##### Records for this exercise #####
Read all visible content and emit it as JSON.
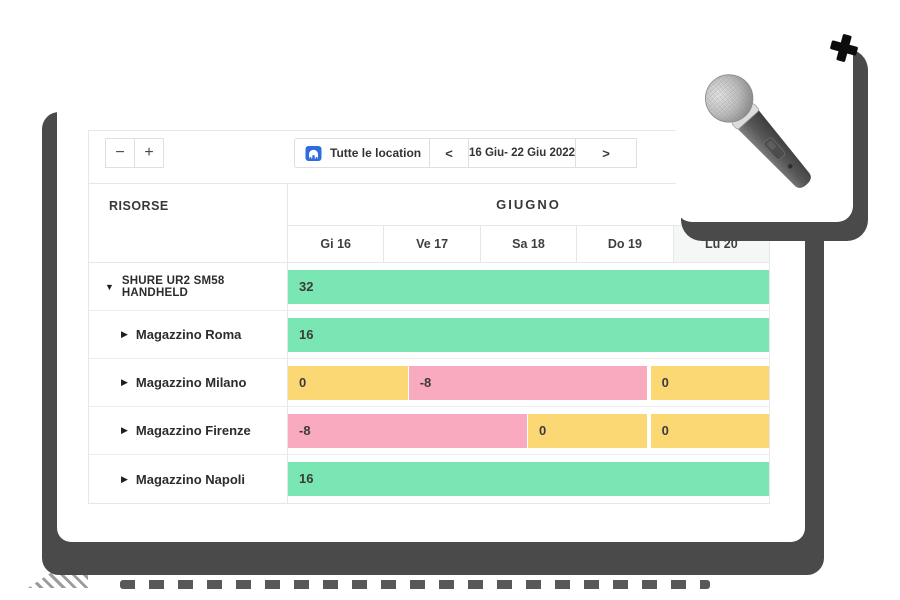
{
  "toolbar": {
    "zoom_out_label": "−",
    "zoom_in_label": "+",
    "location": {
      "label": "Tutte le location",
      "caret": "▼"
    },
    "date_nav": {
      "prev": "<",
      "range": "16 Giu- 22 Giu 2022",
      "next": ">"
    }
  },
  "scheduler": {
    "resources_header": "RISORSE",
    "month_header": "GIUGNO",
    "days": [
      "Gi 16",
      "Ve 17",
      "Sa 18",
      "Do 19",
      "Lu 20"
    ],
    "shaded_day_index": 4,
    "rows": [
      {
        "label": "SHURE UR2 SM58 HANDHELD",
        "type": "resource",
        "toggle": "expanded",
        "segments": [
          {
            "value": "32",
            "status": "available",
            "start": 0,
            "end": 100
          }
        ]
      },
      {
        "label": "Magazzino Roma",
        "type": "location",
        "toggle": "collapsed",
        "segments": [
          {
            "value": "16",
            "status": "available",
            "start": 0,
            "end": 100
          }
        ]
      },
      {
        "label": "Magazzino Milano",
        "type": "location",
        "toggle": "collapsed",
        "segments": [
          {
            "value": "0",
            "status": "zero",
            "start": 0,
            "end": 24.9
          },
          {
            "value": "-8",
            "status": "negative",
            "start": 25.1,
            "end": 74.7
          },
          {
            "value": "0",
            "status": "zero",
            "start": 75.4,
            "end": 100
          }
        ]
      },
      {
        "label": "Magazzino Firenze",
        "type": "location",
        "toggle": "collapsed",
        "segments": [
          {
            "value": "-8",
            "status": "negative",
            "start": 0,
            "end": 49.6
          },
          {
            "value": "0",
            "status": "zero",
            "start": 49.9,
            "end": 74.7
          },
          {
            "value": "0",
            "status": "zero",
            "start": 75.4,
            "end": 100
          }
        ]
      },
      {
        "label": "Magazzino Napoli",
        "type": "location",
        "toggle": "collapsed",
        "segments": [
          {
            "value": "16",
            "status": "available",
            "start": 0,
            "end": 100
          }
        ]
      }
    ]
  },
  "icons": {
    "expanded_glyph": "▼",
    "collapsed_glyph": "▶",
    "location_icon": "warehouse-icon",
    "cursor_icon": "cursor-cross-icon",
    "product_image": "shure-sm58-microphone"
  },
  "colors": {
    "available": "#79e6b4",
    "zero": "#fcd874",
    "negative": "#f9aabe",
    "accent_blue": "#2f6ce0",
    "shadow": "#4a4a4a"
  }
}
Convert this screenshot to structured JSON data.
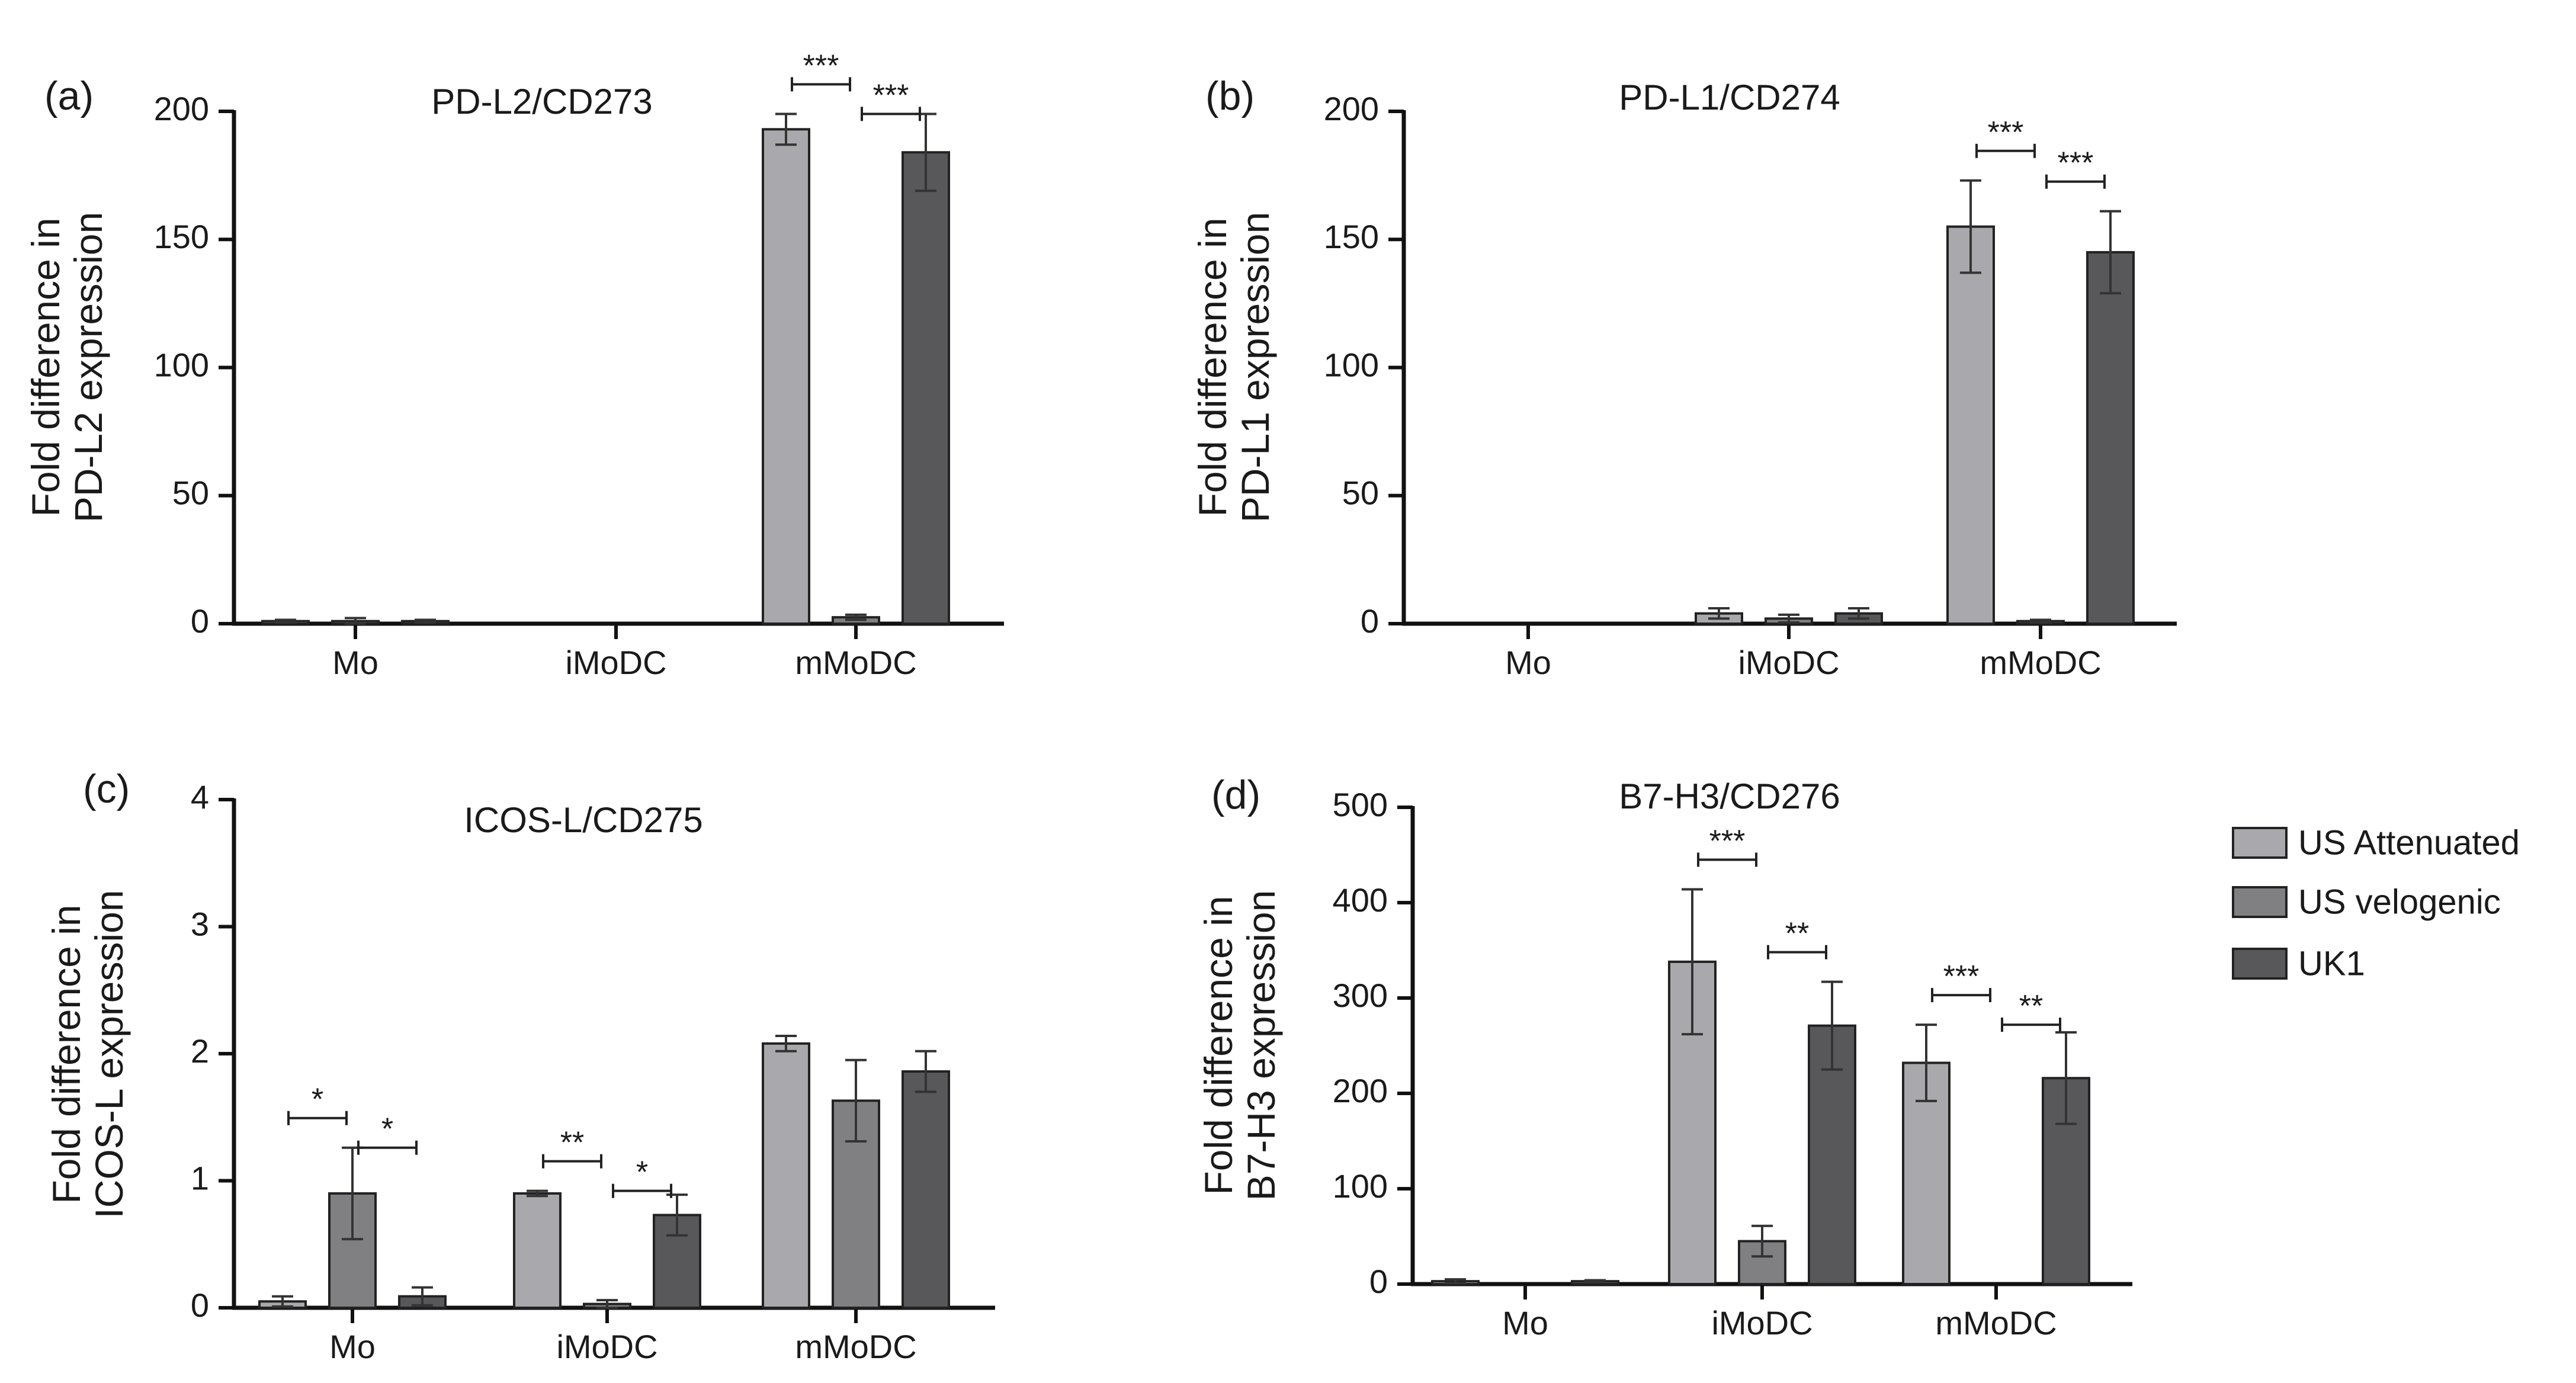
{
  "figure": {
    "legend": [
      {
        "name": "US Attenuated",
        "color": "#a9a9ad"
      },
      {
        "name": "US velogenic",
        "color": "#808083"
      },
      {
        "name": "UK1",
        "color": "#58585b"
      }
    ]
  },
  "chart_data": [
    {
      "type": "bar",
      "panel_label": "(a)",
      "title": "PD-L2/CD273",
      "ylabel_line1": "Fold difference in",
      "ylabel_line2": "PD-L2 expression",
      "xlabel": "",
      "categories": [
        "Mo",
        "iMoDC",
        "mMoDC"
      ],
      "ylim": [
        0,
        200
      ],
      "yticks": [
        0,
        50,
        100,
        150,
        200
      ],
      "series": [
        {
          "name": "US Attenuated",
          "values": [
            1,
            0,
            193
          ],
          "errors": [
            0.5,
            0,
            6
          ]
        },
        {
          "name": "US velogenic",
          "values": [
            1,
            0,
            2.5
          ],
          "errors": [
            1.2,
            0,
            1
          ]
        },
        {
          "name": "UK1",
          "values": [
            1,
            0,
            184
          ],
          "errors": [
            0.5,
            0,
            15
          ]
        }
      ],
      "significance": [
        {
          "category": "mMoDC",
          "from": 0,
          "to": 1,
          "label": "***"
        },
        {
          "category": "mMoDC",
          "from": 1,
          "to": 2,
          "label": "***"
        }
      ]
    },
    {
      "type": "bar",
      "panel_label": "(b)",
      "title": "PD-L1/CD274",
      "ylabel_line1": "Fold difference in",
      "ylabel_line2": "PD-L1 expression",
      "xlabel": "",
      "categories": [
        "Mo",
        "iMoDC",
        "mMoDC"
      ],
      "ylim": [
        0,
        200
      ],
      "yticks": [
        0,
        50,
        100,
        150,
        200
      ],
      "series": [
        {
          "name": "US Attenuated",
          "values": [
            0,
            4,
            155
          ],
          "errors": [
            0,
            2,
            18
          ]
        },
        {
          "name": "US velogenic",
          "values": [
            0,
            2,
            1
          ],
          "errors": [
            0,
            1.5,
            0.5
          ]
        },
        {
          "name": "UK1",
          "values": [
            0,
            4,
            145
          ],
          "errors": [
            0,
            2,
            16
          ]
        }
      ],
      "significance": [
        {
          "category": "mMoDC",
          "from": 0,
          "to": 1,
          "label": "***"
        },
        {
          "category": "mMoDC",
          "from": 1,
          "to": 2,
          "label": "***"
        }
      ]
    },
    {
      "type": "bar",
      "panel_label": "(c)",
      "title": "ICOS-L/CD275",
      "ylabel_line1": "Fold difference in",
      "ylabel_line2": "ICOS-L expression",
      "xlabel": "",
      "categories": [
        "Mo",
        "iMoDC",
        "mMoDC"
      ],
      "ylim": [
        0,
        4
      ],
      "yticks": [
        0,
        1,
        2,
        3,
        4
      ],
      "series": [
        {
          "name": "US Attenuated",
          "values": [
            0.05,
            0.9,
            2.08
          ],
          "errors": [
            0.04,
            0.02,
            0.06
          ]
        },
        {
          "name": "US velogenic",
          "values": [
            0.9,
            0.03,
            1.63
          ],
          "errors": [
            0.36,
            0.03,
            0.32
          ]
        },
        {
          "name": "UK1",
          "values": [
            0.09,
            0.73,
            1.86
          ],
          "errors": [
            0.07,
            0.16,
            0.16
          ]
        }
      ],
      "significance": [
        {
          "category": "Mo",
          "from": 0,
          "to": 1,
          "label": "*"
        },
        {
          "category": "Mo",
          "from": 1,
          "to": 2,
          "label": "*"
        },
        {
          "category": "iMoDC",
          "from": 0,
          "to": 1,
          "label": "**"
        },
        {
          "category": "iMoDC",
          "from": 1,
          "to": 2,
          "label": "*"
        }
      ]
    },
    {
      "type": "bar",
      "panel_label": "(d)",
      "title": "B7-H3/CD276",
      "ylabel_line1": "Fold difference in",
      "ylabel_line2": "B7-H3 expression",
      "xlabel": "",
      "categories": [
        "Mo",
        "iMoDC",
        "mMoDC"
      ],
      "ylim": [
        0,
        500
      ],
      "yticks": [
        0,
        100,
        200,
        300,
        400,
        500
      ],
      "series": [
        {
          "name": "US Attenuated",
          "values": [
            3,
            338,
            232
          ],
          "errors": [
            2,
            76,
            40
          ]
        },
        {
          "name": "US velogenic",
          "values": [
            0,
            45,
            0
          ],
          "errors": [
            0,
            16,
            0
          ]
        },
        {
          "name": "UK1",
          "values": [
            3,
            271,
            216
          ],
          "errors": [
            1,
            46,
            48
          ]
        }
      ],
      "significance": [
        {
          "category": "iMoDC",
          "from": 0,
          "to": 1,
          "label": "***"
        },
        {
          "category": "iMoDC",
          "from": 1,
          "to": 2,
          "label": "**"
        },
        {
          "category": "mMoDC",
          "from": 0,
          "to": 1,
          "label": "***"
        },
        {
          "category": "mMoDC",
          "from": 1,
          "to": 2,
          "label": "**"
        }
      ]
    }
  ]
}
#####
Make an exact copy of the records shown above, without the pictures.

**The result:**
Read all visible content and emit it as JSON.
{
  "toolbar": {
    "zoom_out_label": "−",
    "zoom_in_label": "+",
    "location": {
      "label": "Tutte le location",
      "caret": "▼"
    },
    "date_nav": {
      "prev": "<",
      "range": "16 Giu- 22 Giu 2022",
      "next": ">"
    }
  },
  "scheduler": {
    "resources_header": "RISORSE",
    "month_header": "GIUGNO",
    "days": [
      "Gi 16",
      "Ve 17",
      "Sa 18",
      "Do 19",
      "Lu 20"
    ],
    "shaded_day_index": 4,
    "rows": [
      {
        "label": "SHURE UR2 SM58 HANDHELD",
        "type": "resource",
        "toggle": "expanded",
        "segments": [
          {
            "value": "32",
            "status": "available",
            "start": 0,
            "end": 100
          }
        ]
      },
      {
        "label": "Magazzino Roma",
        "type": "location",
        "toggle": "collapsed",
        "segments": [
          {
            "value": "16",
            "status": "available",
            "start": 0,
            "end": 100
          }
        ]
      },
      {
        "label": "Magazzino Milano",
        "type": "location",
        "toggle": "collapsed",
        "segments": [
          {
            "value": "0",
            "status": "zero",
            "start": 0,
            "end": 24.9
          },
          {
            "value": "-8",
            "status": "negative",
            "start": 25.1,
            "end": 74.7
          },
          {
            "value": "0",
            "status": "zero",
            "start": 75.4,
            "end": 100
          }
        ]
      },
      {
        "label": "Magazzino Firenze",
        "type": "location",
        "toggle": "collapsed",
        "segments": [
          {
            "value": "-8",
            "status": "negative",
            "start": 0,
            "end": 49.6
          },
          {
            "value": "0",
            "status": "zero",
            "start": 49.9,
            "end": 74.7
          },
          {
            "value": "0",
            "status": "zero",
            "start": 75.4,
            "end": 100
          }
        ]
      },
      {
        "label": "Magazzino Napoli",
        "type": "location",
        "toggle": "collapsed",
        "segments": [
          {
            "value": "16",
            "status": "available",
            "start": 0,
            "end": 100
          }
        ]
      }
    ]
  },
  "icons": {
    "expanded_glyph": "▼",
    "collapsed_glyph": "▶",
    "location_icon": "warehouse-icon",
    "cursor_icon": "cursor-cross-icon",
    "product_image": "shure-sm58-microphone"
  },
  "colors": {
    "available": "#79e6b4",
    "zero": "#fcd874",
    "negative": "#f9aabe",
    "accent_blue": "#2f6ce0",
    "shadow": "#4a4a4a"
  }
}
Convert this screenshot to structured JSON data.
{
  "figure": {
    "legend": [
      {
        "name": "US Attenuated",
        "color": "#a9a9ad"
      },
      {
        "name": "US velogenic",
        "color": "#808083"
      },
      {
        "name": "UK1",
        "color": "#58585b"
      }
    ]
  },
  "chart_data": [
    {
      "type": "bar",
      "panel_label": "(a)",
      "title": "PD-L2/CD273",
      "ylabel_line1": "Fold difference in",
      "ylabel_line2": "PD-L2 expression",
      "xlabel": "",
      "categories": [
        "Mo",
        "iMoDC",
        "mMoDC"
      ],
      "ylim": [
        0,
        200
      ],
      "yticks": [
        0,
        50,
        100,
        150,
        200
      ],
      "series": [
        {
          "name": "US Attenuated",
          "values": [
            1,
            0,
            193
          ],
          "errors": [
            0.5,
            0,
            6
          ]
        },
        {
          "name": "US velogenic",
          "values": [
            1,
            0,
            2.5
          ],
          "errors": [
            1.2,
            0,
            1
          ]
        },
        {
          "name": "UK1",
          "values": [
            1,
            0,
            184
          ],
          "errors": [
            0.5,
            0,
            15
          ]
        }
      ],
      "significance": [
        {
          "category": "mMoDC",
          "from": 0,
          "to": 1,
          "label": "***"
        },
        {
          "category": "mMoDC",
          "from": 1,
          "to": 2,
          "label": "***"
        }
      ]
    },
    {
      "type": "bar",
      "panel_label": "(b)",
      "title": "PD-L1/CD274",
      "ylabel_line1": "Fold difference in",
      "ylabel_line2": "PD-L1 expression",
      "xlabel": "",
      "categories": [
        "Mo",
        "iMoDC",
        "mMoDC"
      ],
      "ylim": [
        0,
        200
      ],
      "yticks": [
        0,
        50,
        100,
        150,
        200
      ],
      "series": [
        {
          "name": "US Attenuated",
          "values": [
            0,
            4,
            155
          ],
          "errors": [
            0,
            2,
            18
          ]
        },
        {
          "name": "US velogenic",
          "values": [
            0,
            2,
            1
          ],
          "errors": [
            0,
            1.5,
            0.5
          ]
        },
        {
          "name": "UK1",
          "values": [
            0,
            4,
            145
          ],
          "errors": [
            0,
            2,
            16
          ]
        }
      ],
      "significance": [
        {
          "category": "mMoDC",
          "from": 0,
          "to": 1,
          "label": "***"
        },
        {
          "category": "mMoDC",
          "from": 1,
          "to": 2,
          "label": "***"
        }
      ]
    },
    {
      "type": "bar",
      "panel_label": "(c)",
      "title": "ICOS-L/CD275",
      "ylabel_line1": "Fold difference in",
      "ylabel_line2": "ICOS-L expression",
      "xlabel": "",
      "categories": [
        "Mo",
        "iMoDC",
        "mMoDC"
      ],
      "ylim": [
        0,
        4
      ],
      "yticks": [
        0,
        1,
        2,
        3,
        4
      ],
      "series": [
        {
          "name": "US Attenuated",
          "values": [
            0.05,
            0.9,
            2.08
          ],
          "errors": [
            0.04,
            0.02,
            0.06
          ]
        },
        {
          "name": "US velogenic",
          "values": [
            0.9,
            0.03,
            1.63
          ],
          "errors": [
            0.36,
            0.03,
            0.32
          ]
        },
        {
          "name": "UK1",
          "values": [
            0.09,
            0.73,
            1.86
          ],
          "errors": [
            0.07,
            0.16,
            0.16
          ]
        }
      ],
      "significance": [
        {
          "category": "Mo",
          "from": 0,
          "to": 1,
          "label": "*"
        },
        {
          "category": "Mo",
          "from": 1,
          "to": 2,
          "label": "*"
        },
        {
          "category": "iMoDC",
          "from": 0,
          "to": 1,
          "label": "**"
        },
        {
          "category": "iMoDC",
          "from": 1,
          "to": 2,
          "label": "*"
        }
      ]
    },
    {
      "type": "bar",
      "panel_label": "(d)",
      "title": "B7-H3/CD276",
      "ylabel_line1": "Fold difference in",
      "ylabel_line2": "B7-H3 expression",
      "xlabel": "",
      "categories": [
        "Mo",
        "iMoDC",
        "mMoDC"
      ],
      "ylim": [
        0,
        500
      ],
      "yticks": [
        0,
        100,
        200,
        300,
        400,
        500
      ],
      "series": [
        {
          "name": "US Attenuated",
          "values": [
            3,
            338,
            232
          ],
          "errors": [
            2,
            76,
            40
          ]
        },
        {
          "name": "US velogenic",
          "values": [
            0,
            45,
            0
          ],
          "errors": [
            0,
            16,
            0
          ]
        },
        {
          "name": "UK1",
          "values": [
            3,
            271,
            216
          ],
          "errors": [
            1,
            46,
            48
          ]
        }
      ],
      "significance": [
        {
          "category": "iMoDC",
          "from": 0,
          "to": 1,
          "label": "***"
        },
        {
          "category": "iMoDC",
          "from": 1,
          "to": 2,
          "label": "**"
        },
        {
          "category": "mMoDC",
          "from": 0,
          "to": 1,
          "label": "***"
        },
        {
          "category": "mMoDC",
          "from": 1,
          "to": 2,
          "label": "**"
        }
      ]
    }
  ]
}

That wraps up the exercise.